**BRIEF**. Write out every line of the material exactly as it appears.

[BEGIN]

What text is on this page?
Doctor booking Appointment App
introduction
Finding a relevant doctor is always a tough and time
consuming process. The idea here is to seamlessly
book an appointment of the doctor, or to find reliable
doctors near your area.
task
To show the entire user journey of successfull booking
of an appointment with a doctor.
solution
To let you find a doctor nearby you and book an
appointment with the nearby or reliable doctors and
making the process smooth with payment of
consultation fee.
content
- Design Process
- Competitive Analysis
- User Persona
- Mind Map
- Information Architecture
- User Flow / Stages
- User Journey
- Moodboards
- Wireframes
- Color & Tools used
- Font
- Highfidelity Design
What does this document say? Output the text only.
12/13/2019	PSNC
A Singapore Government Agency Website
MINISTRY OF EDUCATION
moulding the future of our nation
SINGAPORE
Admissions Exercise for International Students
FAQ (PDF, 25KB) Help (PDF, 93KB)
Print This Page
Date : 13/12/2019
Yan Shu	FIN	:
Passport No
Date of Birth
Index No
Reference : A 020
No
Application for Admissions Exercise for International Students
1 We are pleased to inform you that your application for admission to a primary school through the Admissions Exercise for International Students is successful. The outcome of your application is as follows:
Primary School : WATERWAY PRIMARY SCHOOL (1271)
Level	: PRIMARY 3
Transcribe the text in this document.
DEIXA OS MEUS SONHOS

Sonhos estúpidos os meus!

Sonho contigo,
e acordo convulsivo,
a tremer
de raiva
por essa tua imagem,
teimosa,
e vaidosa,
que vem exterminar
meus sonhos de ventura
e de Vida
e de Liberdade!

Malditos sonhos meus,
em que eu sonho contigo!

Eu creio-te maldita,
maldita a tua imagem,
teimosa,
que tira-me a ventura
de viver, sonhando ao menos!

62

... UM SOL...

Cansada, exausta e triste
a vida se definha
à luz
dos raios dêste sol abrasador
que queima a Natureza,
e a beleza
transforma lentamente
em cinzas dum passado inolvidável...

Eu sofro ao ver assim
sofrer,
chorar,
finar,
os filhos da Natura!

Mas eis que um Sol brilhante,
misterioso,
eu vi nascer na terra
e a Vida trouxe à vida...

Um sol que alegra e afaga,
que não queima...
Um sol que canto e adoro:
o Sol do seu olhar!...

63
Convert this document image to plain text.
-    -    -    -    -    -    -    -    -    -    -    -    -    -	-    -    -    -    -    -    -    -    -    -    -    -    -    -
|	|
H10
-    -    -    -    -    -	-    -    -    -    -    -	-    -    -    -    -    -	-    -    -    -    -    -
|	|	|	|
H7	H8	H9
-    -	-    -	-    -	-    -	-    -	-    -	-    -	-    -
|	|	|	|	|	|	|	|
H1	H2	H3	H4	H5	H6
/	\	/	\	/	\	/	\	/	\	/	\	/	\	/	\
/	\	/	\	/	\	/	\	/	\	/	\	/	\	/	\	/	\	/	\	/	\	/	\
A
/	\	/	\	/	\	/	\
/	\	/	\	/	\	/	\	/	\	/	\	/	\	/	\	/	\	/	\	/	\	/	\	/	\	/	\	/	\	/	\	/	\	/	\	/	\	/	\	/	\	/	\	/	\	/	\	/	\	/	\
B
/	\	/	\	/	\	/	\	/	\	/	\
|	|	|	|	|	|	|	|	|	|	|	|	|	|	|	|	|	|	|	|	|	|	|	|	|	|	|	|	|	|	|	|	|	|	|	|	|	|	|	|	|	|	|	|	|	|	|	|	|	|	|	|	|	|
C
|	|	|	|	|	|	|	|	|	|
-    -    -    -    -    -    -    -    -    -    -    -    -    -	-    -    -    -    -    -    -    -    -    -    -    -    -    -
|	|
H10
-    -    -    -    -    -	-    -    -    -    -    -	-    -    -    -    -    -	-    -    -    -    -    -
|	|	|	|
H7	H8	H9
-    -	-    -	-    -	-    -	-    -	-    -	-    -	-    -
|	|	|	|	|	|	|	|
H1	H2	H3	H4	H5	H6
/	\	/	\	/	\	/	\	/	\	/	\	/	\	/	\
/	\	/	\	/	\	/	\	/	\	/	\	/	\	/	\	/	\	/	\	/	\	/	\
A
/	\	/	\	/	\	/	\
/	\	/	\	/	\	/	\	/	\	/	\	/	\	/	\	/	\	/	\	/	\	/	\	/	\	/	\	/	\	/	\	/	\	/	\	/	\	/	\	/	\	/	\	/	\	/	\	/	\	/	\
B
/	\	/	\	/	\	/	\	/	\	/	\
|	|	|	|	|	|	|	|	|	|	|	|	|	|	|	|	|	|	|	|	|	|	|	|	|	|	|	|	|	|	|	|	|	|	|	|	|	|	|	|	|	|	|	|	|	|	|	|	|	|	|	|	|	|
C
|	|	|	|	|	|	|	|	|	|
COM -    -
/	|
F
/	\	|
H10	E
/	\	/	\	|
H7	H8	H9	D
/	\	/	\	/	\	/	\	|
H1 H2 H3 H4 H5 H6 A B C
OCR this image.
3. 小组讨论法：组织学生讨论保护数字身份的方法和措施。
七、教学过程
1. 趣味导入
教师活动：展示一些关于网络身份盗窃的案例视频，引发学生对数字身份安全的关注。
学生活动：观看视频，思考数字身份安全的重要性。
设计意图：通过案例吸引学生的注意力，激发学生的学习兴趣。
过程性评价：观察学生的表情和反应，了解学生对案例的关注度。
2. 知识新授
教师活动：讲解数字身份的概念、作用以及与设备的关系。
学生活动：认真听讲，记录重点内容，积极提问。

[END]

**RESPONSE FOR THIS EXERCISE**.
What text is on this page?
Doctor booking Appointment App
introduction
Finding a relevant doctor is always a tough and time
consuming process. The idea here is to seamlessly
book an appointment of the doctor, or to find reliable
doctors near your area.
task
To show the entire user journey of successfull booking
of an appointment with a doctor.
solution
To let you find a doctor nearby you and book an
appointment with the nearby or reliable doctors and
making the process smooth with payment of
consultation fee.
content
- Design Process
- Competitive Analysis
- User Persona
- Mind Map
- Information Architecture
- User Flow / Stages
- User Journey
- Moodboards
- Wireframes
- Color & Tools used
- Font
- Highfidelity Design
What does this document say? Output the text only.
12/13/2019	PSNC
A Singapore Government Agency Website
MINISTRY OF EDUCATION
moulding the future of our nation
SINGAPORE
Admissions Exercise for International Students
FAQ (PDF, 25KB) Help (PDF, 93KB)
Print This Page
Date : 13/12/2019
Yan Shu	FIN	:
Passport No
Date of Birth
Index No
Reference : A 020
No
Application for Admissions Exercise for International Students
1 We are pleased to inform you that your application for admission to a primary school through the Admissions Exercise for International Students is successful. The outcome of your application is as follows:
Primary School : WATERWAY PRIMARY SCHOOL (1271)
Level	: PRIMARY 3
Transcribe the text in this document.
DEIXA OS MEUS SONHOS

Sonhos estúpidos os meus!

Sonho contigo,
e acordo convulsivo,
a tremer
de raiva
por essa tua imagem,
teimosa,
e vaidosa,
que vem exterminar
meus sonhos de ventura
e de Vida
e de Liberdade!

Malditos sonhos meus,
em que eu sonho contigo!

Eu creio-te maldita,
maldita a tua imagem,
teimosa,
que tira-me a ventura
de viver, sonhando ao menos!

62

... UM SOL...

Cansada, exausta e triste
a vida se definha
à luz
dos raios dêste sol abrasador
que queima a Natureza,
e a beleza
transforma lentamente
em cinzas dum passado inolvidável...

Eu sofro ao ver assim
sofrer,
chorar,
finar,
os filhos da Natura!

Mas eis que um Sol brilhante,
misterioso,
eu vi nascer na terra
e a Vida trouxe à vida...

Um sol que alegra e afaga,
que não queima...
Um sol que canto e adoro:
o Sol do seu olhar!...

63
Convert this document image to plain text.
-    -    -    -    -    -    -    -    -    -    -    -    -    -	-    -    -    -    -    -    -    -    -    -    -    -    -    -
|	|
H10
-    -    -    -    -    -	-    -    -    -    -    -	-    -    -    -    -    -	-    -    -    -    -    -
|	|	|	|
H7	H8	H9
-    -	-    -	-    -	-    -	-    -	-    -	-    -	-    -
|	|	|	|	|	|	|	|
H1	H2	H3	H4	H5	H6
/	\	/	\	/	\	/	\	/	\	/	\	/	\	/	\
/	\	/	\	/	\	/	\	/	\	/	\	/	\	/	\	/	\	/	\	/	\	/	\
A
/	\	/	\	/	\	/	\
/	\	/	\	/	\	/	\	/	\	/	\	/	\	/	\	/	\	/	\	/	\	/	\	/	\	/	\	/	\	/	\	/	\	/	\	/	\	/	\	/	\	/	\	/	\	/	\	/	\	/	\
B
/	\	/	\	/	\	/	\	/	\	/	\
|	|	|	|	|	|	|	|	|	|	|	|	|	|	|	|	|	|	|	|	|	|	|	|	|	|	|	|	|	|	|	|	|	|	|	|	|	|	|	|	|	|	|	|	|	|	|	|	|	|	|	|	|	|
C
|	|	|	|	|	|	|	|	|	|
-    -    -    -    -    -    -    -    -    -    -    -    -    -	-    -    -    -    -    -    -    -    -    -    -    -    -    -
|	|
H10
-    -    -    -    -    -	-    -    -    -    -    -	-    -    -    -    -    -	-    -    -    -    -    -
|	|	|	|
H7	H8	H9
-    -	-    -	-    -	-    -	-    -	-    -	-    -	-    -
|	|	|	|	|	|	|	|
H1	H2	H3	H4	H5	H6
/	\	/	\	/	\	/	\	/	\	/	\	/	\	/	\
/	\	/	\	/	\	/	\	/	\	/	\	/	\	/	\	/	\	/	\	/	\	/	\
A
/	\	/	\	/	\	/	\
/	\	/	\	/	\	/	\	/	\	/	\	/	\	/	\	/	\	/	\	/	\	/	\	/	\	/	\	/	\	/	\	/	\	/	\	/	\	/	\	/	\	/	\	/	\	/	\	/	\	/	\
B
/	\	/	\	/	\	/	\	/	\	/	\
|	|	|	|	|	|	|	|	|	|	|	|	|	|	|	|	|	|	|	|	|	|	|	|	|	|	|	|	|	|	|	|	|	|	|	|	|	|	|	|	|	|	|	|	|	|	|	|	|	|	|	|	|	|
C
|	|	|	|	|	|	|	|	|	|
COM -    -
/	|
F
/	\	|
H10	E
/	\	/	\	|
H7	H8	H9	D
/	\	/	\	/	\	/	\	|
H1 H2 H3 H4 H5 H6 A B C
OCR this image.
3. 小组讨论法：组织学生讨论保护数字身份的方法和措施。
七、教学过程
1. 趣味导入
教师活动：展示一些关于网络身份盗窃的案例视频，引发学生对数字身份安全的关注。
学生活动：观看视频，思考数字身份安全的重要性。
设计意图：通过案例吸引学生的注意力，激发学生的学习兴趣。
过程性评价：观察学生的表情和反应，了解学生对案例的关注度。
2. 知识新授
教师活动：讲解数字身份的概念、作用以及与设备的关系。
学生活动：认真听讲，记录重点内容，积极提问。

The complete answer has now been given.